---------- Extracted material ----------

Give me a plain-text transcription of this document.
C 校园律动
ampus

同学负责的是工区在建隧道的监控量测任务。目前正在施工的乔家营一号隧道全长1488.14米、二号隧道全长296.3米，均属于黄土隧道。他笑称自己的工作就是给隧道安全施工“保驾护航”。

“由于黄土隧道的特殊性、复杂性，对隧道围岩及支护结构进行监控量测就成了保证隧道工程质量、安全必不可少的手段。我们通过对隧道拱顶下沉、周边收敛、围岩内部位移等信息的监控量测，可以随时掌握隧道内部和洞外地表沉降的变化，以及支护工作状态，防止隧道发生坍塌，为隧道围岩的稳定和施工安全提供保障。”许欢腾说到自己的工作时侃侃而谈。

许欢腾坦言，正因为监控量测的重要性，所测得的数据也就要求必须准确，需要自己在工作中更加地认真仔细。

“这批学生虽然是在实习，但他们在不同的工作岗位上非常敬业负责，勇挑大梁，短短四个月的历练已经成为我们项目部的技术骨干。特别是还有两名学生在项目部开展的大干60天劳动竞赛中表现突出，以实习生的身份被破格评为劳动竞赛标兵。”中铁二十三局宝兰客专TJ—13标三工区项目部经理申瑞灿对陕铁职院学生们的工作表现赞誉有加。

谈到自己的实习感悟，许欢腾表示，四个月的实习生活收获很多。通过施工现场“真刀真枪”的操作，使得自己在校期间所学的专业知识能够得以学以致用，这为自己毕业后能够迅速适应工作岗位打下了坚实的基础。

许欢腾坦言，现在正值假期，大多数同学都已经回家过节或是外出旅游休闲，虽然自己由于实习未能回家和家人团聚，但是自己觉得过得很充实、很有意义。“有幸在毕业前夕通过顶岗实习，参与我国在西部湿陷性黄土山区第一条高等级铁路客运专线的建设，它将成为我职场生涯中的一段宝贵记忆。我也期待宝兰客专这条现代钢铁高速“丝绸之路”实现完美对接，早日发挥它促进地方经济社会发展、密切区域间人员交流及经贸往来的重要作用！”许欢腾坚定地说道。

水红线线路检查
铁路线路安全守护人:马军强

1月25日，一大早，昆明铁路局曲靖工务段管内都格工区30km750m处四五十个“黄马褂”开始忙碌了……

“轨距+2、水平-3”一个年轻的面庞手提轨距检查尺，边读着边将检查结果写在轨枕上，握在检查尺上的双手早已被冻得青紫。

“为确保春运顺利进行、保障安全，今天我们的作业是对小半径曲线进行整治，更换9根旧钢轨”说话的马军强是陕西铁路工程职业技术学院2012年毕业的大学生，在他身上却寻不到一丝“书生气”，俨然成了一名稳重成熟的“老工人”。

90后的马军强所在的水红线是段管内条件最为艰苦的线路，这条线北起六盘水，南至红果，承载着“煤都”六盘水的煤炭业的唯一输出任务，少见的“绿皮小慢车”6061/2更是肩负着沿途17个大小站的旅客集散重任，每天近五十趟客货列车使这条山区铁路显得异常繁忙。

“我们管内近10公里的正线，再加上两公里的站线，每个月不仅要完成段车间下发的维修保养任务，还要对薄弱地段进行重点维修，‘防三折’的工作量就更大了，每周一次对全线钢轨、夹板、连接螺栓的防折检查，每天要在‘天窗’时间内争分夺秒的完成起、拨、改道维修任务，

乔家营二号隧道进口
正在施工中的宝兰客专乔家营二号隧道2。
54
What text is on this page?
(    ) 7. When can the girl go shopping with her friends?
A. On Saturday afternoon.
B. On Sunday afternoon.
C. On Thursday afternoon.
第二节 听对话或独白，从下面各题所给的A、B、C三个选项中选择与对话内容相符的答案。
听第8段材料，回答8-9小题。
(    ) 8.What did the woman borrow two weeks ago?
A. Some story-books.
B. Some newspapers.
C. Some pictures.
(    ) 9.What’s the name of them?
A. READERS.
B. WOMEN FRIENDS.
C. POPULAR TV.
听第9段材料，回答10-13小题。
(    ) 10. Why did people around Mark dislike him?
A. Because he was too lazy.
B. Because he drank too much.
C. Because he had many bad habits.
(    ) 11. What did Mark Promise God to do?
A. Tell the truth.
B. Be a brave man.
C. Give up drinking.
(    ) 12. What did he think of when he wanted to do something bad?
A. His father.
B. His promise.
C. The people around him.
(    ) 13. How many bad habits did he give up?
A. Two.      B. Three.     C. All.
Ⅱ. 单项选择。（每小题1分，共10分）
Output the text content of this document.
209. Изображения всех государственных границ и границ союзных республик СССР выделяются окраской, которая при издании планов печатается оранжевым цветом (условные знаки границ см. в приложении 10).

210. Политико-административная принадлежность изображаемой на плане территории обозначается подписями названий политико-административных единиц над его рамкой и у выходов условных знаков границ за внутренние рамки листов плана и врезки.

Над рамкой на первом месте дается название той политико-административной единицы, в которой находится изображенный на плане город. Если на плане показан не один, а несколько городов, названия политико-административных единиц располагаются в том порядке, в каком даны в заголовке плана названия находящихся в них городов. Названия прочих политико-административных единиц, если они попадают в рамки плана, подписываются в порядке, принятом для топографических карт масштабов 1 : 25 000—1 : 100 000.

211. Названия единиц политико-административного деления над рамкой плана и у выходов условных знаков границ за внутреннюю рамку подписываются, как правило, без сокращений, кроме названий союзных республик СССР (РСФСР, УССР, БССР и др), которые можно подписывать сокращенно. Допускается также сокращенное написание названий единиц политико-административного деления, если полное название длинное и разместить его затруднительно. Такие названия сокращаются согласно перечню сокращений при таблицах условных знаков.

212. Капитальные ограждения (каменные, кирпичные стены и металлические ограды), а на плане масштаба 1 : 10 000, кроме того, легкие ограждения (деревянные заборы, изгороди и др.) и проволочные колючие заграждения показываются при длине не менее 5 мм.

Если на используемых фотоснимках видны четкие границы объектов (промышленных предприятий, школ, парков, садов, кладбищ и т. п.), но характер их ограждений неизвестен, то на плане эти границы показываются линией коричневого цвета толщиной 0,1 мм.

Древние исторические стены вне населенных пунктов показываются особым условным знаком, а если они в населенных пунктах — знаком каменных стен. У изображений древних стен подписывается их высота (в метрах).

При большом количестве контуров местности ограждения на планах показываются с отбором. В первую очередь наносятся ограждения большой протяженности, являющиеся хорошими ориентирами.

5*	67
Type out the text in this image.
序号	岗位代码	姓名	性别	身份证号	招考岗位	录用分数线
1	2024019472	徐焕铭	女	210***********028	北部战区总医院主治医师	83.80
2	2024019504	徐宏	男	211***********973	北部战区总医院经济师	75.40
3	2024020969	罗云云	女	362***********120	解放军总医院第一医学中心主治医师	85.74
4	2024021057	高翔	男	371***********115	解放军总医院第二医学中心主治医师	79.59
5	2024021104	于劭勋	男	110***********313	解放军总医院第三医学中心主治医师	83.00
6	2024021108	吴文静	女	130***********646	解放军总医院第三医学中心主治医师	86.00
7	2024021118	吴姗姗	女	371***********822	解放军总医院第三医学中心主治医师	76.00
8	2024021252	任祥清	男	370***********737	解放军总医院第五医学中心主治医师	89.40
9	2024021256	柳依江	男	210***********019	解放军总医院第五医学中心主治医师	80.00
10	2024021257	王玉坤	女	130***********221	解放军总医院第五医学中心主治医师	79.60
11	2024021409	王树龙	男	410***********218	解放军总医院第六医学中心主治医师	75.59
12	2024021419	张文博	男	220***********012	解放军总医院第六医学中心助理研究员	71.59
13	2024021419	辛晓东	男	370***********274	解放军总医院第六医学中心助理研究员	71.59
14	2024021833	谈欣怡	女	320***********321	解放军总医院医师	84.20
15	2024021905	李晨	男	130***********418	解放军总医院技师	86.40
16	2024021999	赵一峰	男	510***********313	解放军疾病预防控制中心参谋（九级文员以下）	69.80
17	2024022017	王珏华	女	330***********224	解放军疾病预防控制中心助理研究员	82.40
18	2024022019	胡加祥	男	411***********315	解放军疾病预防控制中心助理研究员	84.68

----------

_What needs to be done_
Only the lines from the one that contains "Type out the text in this image." to the end of the data should be output, exactly as they appear.

_Reply to the exercise_
Type out the text in this image.
序号	岗位代码	姓名	性别	身份证号	招考岗位	录用分数线
1	2024019472	徐焕铭	女	210***********028	北部战区总医院主治医师	83.80
2	2024019504	徐宏	男	211***********973	北部战区总医院经济师	75.40
3	2024020969	罗云云	女	362***********120	解放军总医院第一医学中心主治医师	85.74
4	2024021057	高翔	男	371***********115	解放军总医院第二医学中心主治医师	79.59
5	2024021104	于劭勋	男	110***********313	解放军总医院第三医学中心主治医师	83.00
6	2024021108	吴文静	女	130***********646	解放军总医院第三医学中心主治医师	86.00
7	2024021118	吴姗姗	女	371***********822	解放军总医院第三医学中心主治医师	76.00
8	2024021252	任祥清	男	370***********737	解放军总医院第五医学中心主治医师	89.40
9	2024021256	柳依江	男	210***********019	解放军总医院第五医学中心主治医师	80.00
10	2024021257	王玉坤	女	130***********221	解放军总医院第五医学中心主治医师	79.60
11	2024021409	王树龙	男	410***********218	解放军总医院第六医学中心主治医师	75.59
12	2024021419	张文博	男	220***********012	解放军总医院第六医学中心助理研究员	71.59
13	2024021419	辛晓东	男	370***********274	解放军总医院第六医学中心助理研究员	71.59
14	2024021833	谈欣怡	女	320***********321	解放军总医院医师	84.20
15	2024021905	李晨	男	130***********418	解放军总医院技师	86.40
16	2024021999	赵一峰	男	510***********313	解放军疾病预防控制中心参谋（九级文员以下）	69.80
17	2024022017	王珏华	女	330***********224	解放军疾病预防控制中心助理研究员	82.40
18	2024022019	胡加祥	男	411***********315	解放军疾病预防控制中心助理研究员	84.68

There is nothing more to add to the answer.